EXERCISE GOAL:
Extract every record, exactly as written, and ignore the pictures.

---------- PROVIDED DATA ----------

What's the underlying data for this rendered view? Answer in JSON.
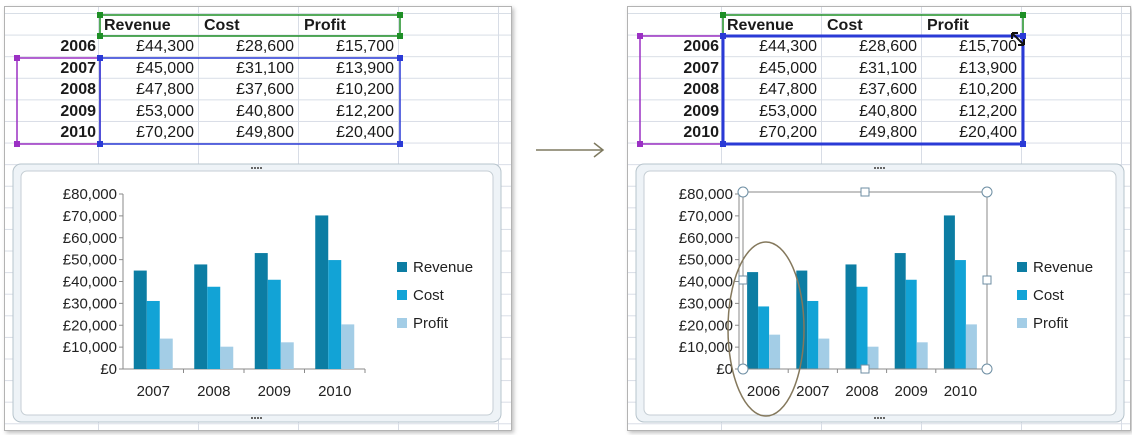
{
  "table": {
    "headers": [
      "Revenue",
      "Cost",
      "Profit"
    ],
    "rows": [
      {
        "year": "2006",
        "revenue": "£44,300",
        "cost": "£28,600",
        "profit": "£15,700"
      },
      {
        "year": "2007",
        "revenue": "£45,000",
        "cost": "£31,100",
        "profit": "£13,900"
      },
      {
        "year": "2008",
        "revenue": "£47,800",
        "cost": "£37,600",
        "profit": "£10,200"
      },
      {
        "year": "2009",
        "revenue": "£53,000",
        "cost": "£40,800",
        "profit": "£12,200"
      },
      {
        "year": "2010",
        "revenue": "£70,200",
        "cost": "£49,800",
        "profit": "£20,400"
      }
    ]
  },
  "colors": {
    "revenue": "#0c7da3",
    "cost": "#12a3d6",
    "profit": "#a3cde6",
    "header_selection": "#1e8f26",
    "data_selection": "#2a3ad6",
    "row_selection": "#9b30c4"
  },
  "chart_data": [
    {
      "type": "bar",
      "categories": [
        "2007",
        "2008",
        "2009",
        "2010"
      ],
      "series": [
        {
          "name": "Revenue",
          "values": [
            45000,
            47800,
            53000,
            70200
          ]
        },
        {
          "name": "Cost",
          "values": [
            31100,
            37600,
            40800,
            49800
          ]
        },
        {
          "name": "Profit",
          "values": [
            13900,
            10200,
            12200,
            20400
          ]
        }
      ],
      "ylim": [
        0,
        80000
      ],
      "yticks": [
        "£0",
        "£10,000",
        "£20,000",
        "£30,000",
        "£40,000",
        "£50,000",
        "£60,000",
        "£70,000",
        "£80,000"
      ],
      "legend": "right",
      "grid": false
    },
    {
      "type": "bar",
      "categories": [
        "2006",
        "2007",
        "2008",
        "2009",
        "2010"
      ],
      "series": [
        {
          "name": "Revenue",
          "values": [
            44300,
            45000,
            47800,
            53000,
            70200
          ]
        },
        {
          "name": "Cost",
          "values": [
            28600,
            31100,
            37600,
            40800,
            49800
          ]
        },
        {
          "name": "Profit",
          "values": [
            15700,
            13900,
            10200,
            12200,
            20400
          ]
        }
      ],
      "ylim": [
        0,
        80000
      ],
      "yticks": [
        "£0",
        "£10,000",
        "£20,000",
        "£30,000",
        "£40,000",
        "£50,000",
        "£60,000",
        "£70,000",
        "£80,000"
      ],
      "legend": "right",
      "grid": false
    }
  ]
}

----------

TASK RESPONSE:
What's the underlying data for this rendered view? Answer in JSON.
{
  "table": {
    "headers": [
      "Revenue",
      "Cost",
      "Profit"
    ],
    "rows": [
      {
        "year": "2006",
        "revenue": "£44,300",
        "cost": "£28,600",
        "profit": "£15,700"
      },
      {
        "year": "2007",
        "revenue": "£45,000",
        "cost": "£31,100",
        "profit": "£13,900"
      },
      {
        "year": "2008",
        "revenue": "£47,800",
        "cost": "£37,600",
        "profit": "£10,200"
      },
      {
        "year": "2009",
        "revenue": "£53,000",
        "cost": "£40,800",
        "profit": "£12,200"
      },
      {
        "year": "2010",
        "revenue": "£70,200",
        "cost": "£49,800",
        "profit": "£20,400"
      }
    ]
  },
  "colors": {
    "revenue": "#0c7da3",
    "cost": "#12a3d6",
    "profit": "#a3cde6",
    "header_selection": "#1e8f26",
    "data_selection": "#2a3ad6",
    "row_selection": "#9b30c4"
  },
  "chart_data": [
    {
      "type": "bar",
      "categories": [
        "2007",
        "2008",
        "2009",
        "2010"
      ],
      "series": [
        {
          "name": "Revenue",
          "values": [
            45000,
            47800,
            53000,
            70200
          ]
        },
        {
          "name": "Cost",
          "values": [
            31100,
            37600,
            40800,
            49800
          ]
        },
        {
          "name": "Profit",
          "values": [
            13900,
            10200,
            12200,
            20400
          ]
        }
      ],
      "ylim": [
        0,
        80000
      ],
      "yticks": [
        "£0",
        "£10,000",
        "£20,000",
        "£30,000",
        "£40,000",
        "£50,000",
        "£60,000",
        "£70,000",
        "£80,000"
      ],
      "legend": "right",
      "grid": false
    },
    {
      "type": "bar",
      "categories": [
        "2006",
        "2007",
        "2008",
        "2009",
        "2010"
      ],
      "series": [
        {
          "name": "Revenue",
          "values": [
            44300,
            45000,
            47800,
            53000,
            70200
          ]
        },
        {
          "name": "Cost",
          "values": [
            28600,
            31100,
            37600,
            40800,
            49800
          ]
        },
        {
          "name": "Profit",
          "values": [
            15700,
            13900,
            10200,
            12200,
            20400
          ]
        }
      ],
      "ylim": [
        0,
        80000
      ],
      "yticks": [
        "£0",
        "£10,000",
        "£20,000",
        "£30,000",
        "£40,000",
        "£50,000",
        "£60,000",
        "£70,000",
        "£80,000"
      ],
      "legend": "right",
      "grid": false
    }
  ]
}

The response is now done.